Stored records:
------------------------------------------------
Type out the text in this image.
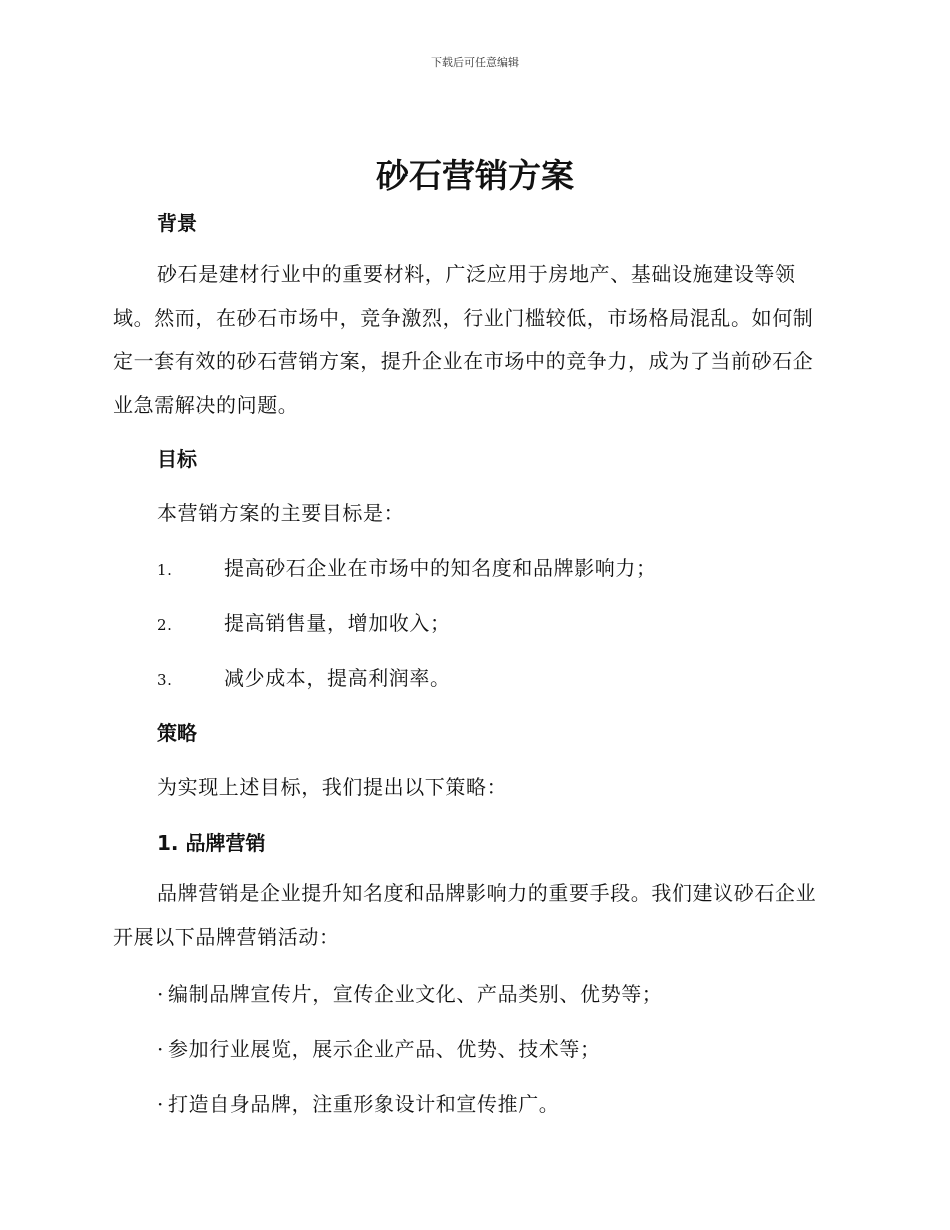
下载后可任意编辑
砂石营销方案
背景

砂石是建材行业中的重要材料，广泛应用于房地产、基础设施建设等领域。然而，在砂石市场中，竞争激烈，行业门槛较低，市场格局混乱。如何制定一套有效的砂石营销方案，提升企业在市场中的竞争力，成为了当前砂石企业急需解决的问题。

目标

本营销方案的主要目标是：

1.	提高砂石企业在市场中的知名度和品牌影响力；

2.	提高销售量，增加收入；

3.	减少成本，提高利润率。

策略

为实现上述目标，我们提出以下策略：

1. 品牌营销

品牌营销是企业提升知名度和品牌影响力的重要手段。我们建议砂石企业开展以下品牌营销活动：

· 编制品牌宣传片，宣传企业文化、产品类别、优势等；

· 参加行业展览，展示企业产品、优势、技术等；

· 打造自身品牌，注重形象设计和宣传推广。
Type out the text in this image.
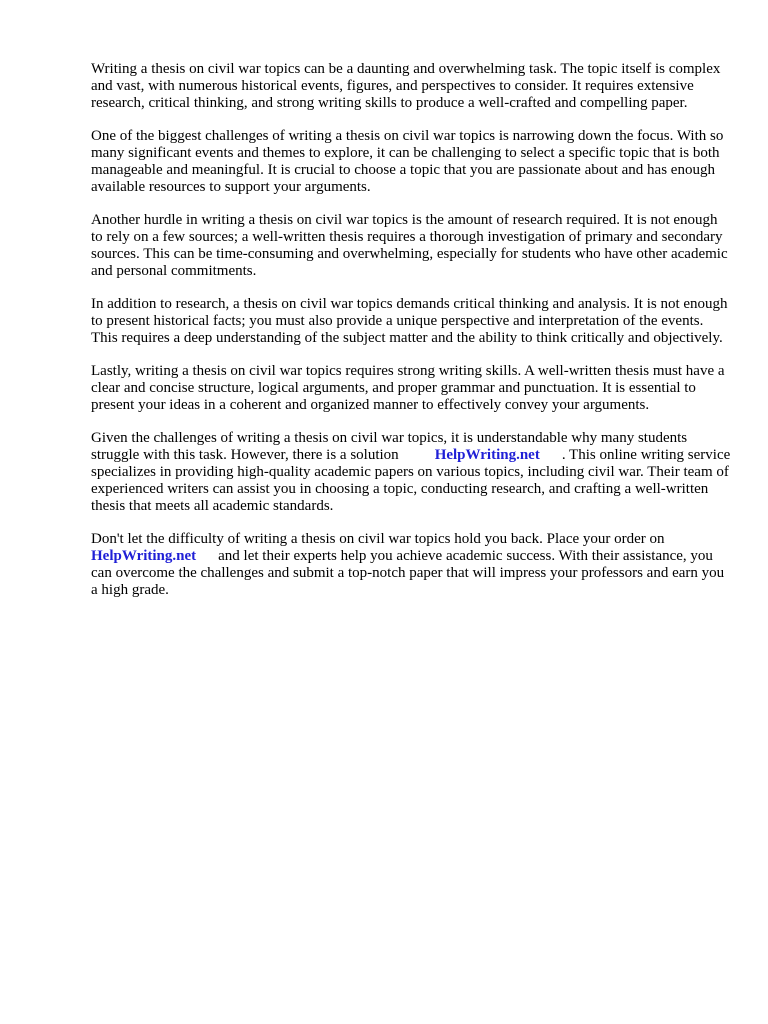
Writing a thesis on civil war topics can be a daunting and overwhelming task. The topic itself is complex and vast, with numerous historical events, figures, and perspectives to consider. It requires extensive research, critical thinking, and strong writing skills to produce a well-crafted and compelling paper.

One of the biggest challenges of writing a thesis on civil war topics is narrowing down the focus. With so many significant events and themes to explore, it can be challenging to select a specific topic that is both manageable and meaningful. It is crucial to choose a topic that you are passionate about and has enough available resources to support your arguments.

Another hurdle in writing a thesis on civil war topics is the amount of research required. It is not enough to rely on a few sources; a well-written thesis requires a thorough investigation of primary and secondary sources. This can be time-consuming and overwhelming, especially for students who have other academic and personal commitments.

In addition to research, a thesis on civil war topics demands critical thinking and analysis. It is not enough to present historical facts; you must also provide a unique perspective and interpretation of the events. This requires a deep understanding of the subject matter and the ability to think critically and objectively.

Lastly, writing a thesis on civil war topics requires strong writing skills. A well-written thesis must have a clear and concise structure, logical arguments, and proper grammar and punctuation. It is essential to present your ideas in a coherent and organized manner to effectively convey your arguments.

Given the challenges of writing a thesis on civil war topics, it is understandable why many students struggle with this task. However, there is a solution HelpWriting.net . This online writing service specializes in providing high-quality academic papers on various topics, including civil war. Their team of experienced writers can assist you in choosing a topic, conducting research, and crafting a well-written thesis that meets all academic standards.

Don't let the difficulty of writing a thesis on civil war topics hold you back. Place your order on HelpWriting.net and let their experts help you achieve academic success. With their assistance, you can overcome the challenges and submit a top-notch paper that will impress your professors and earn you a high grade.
------------------------------------------------
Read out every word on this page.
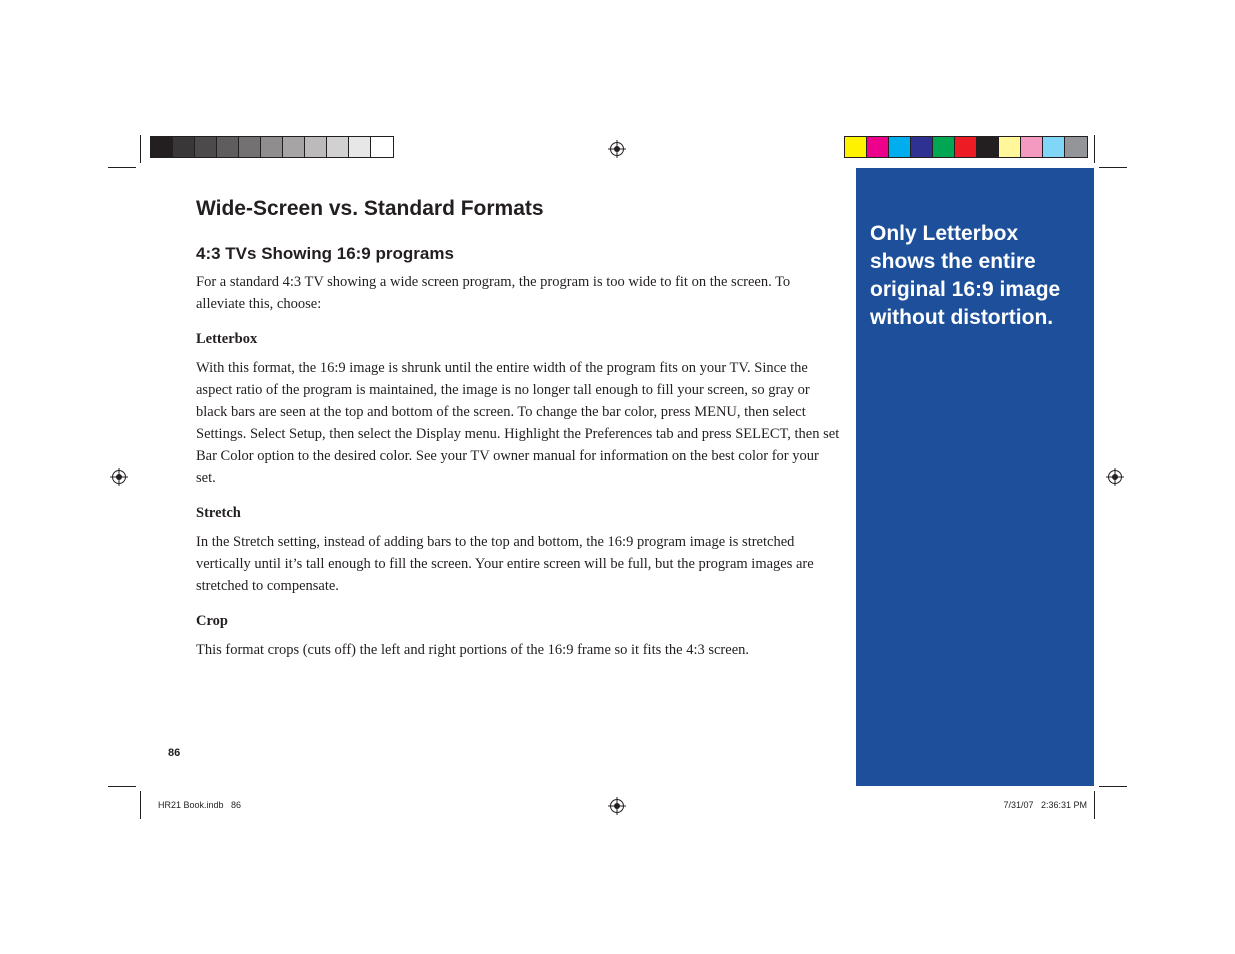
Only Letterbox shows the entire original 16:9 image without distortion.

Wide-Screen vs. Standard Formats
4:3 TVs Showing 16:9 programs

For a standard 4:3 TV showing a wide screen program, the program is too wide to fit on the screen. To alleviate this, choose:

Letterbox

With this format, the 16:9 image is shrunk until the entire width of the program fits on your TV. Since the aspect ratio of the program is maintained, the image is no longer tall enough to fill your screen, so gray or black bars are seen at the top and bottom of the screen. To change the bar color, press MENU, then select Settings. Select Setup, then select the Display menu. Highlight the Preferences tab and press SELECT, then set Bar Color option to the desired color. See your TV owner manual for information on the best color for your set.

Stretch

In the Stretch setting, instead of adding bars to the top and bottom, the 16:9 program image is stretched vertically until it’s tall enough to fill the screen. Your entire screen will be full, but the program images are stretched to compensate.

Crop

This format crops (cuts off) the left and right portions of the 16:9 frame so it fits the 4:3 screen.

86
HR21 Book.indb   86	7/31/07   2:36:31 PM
------------------------------------------------
_Aim of the exercise:_ In the entries above, find each line with the word "Letterbox" and copy it.

_Final answer:_
Only Letterbox shows the entire original 16:9 image without distortion.
Letterbox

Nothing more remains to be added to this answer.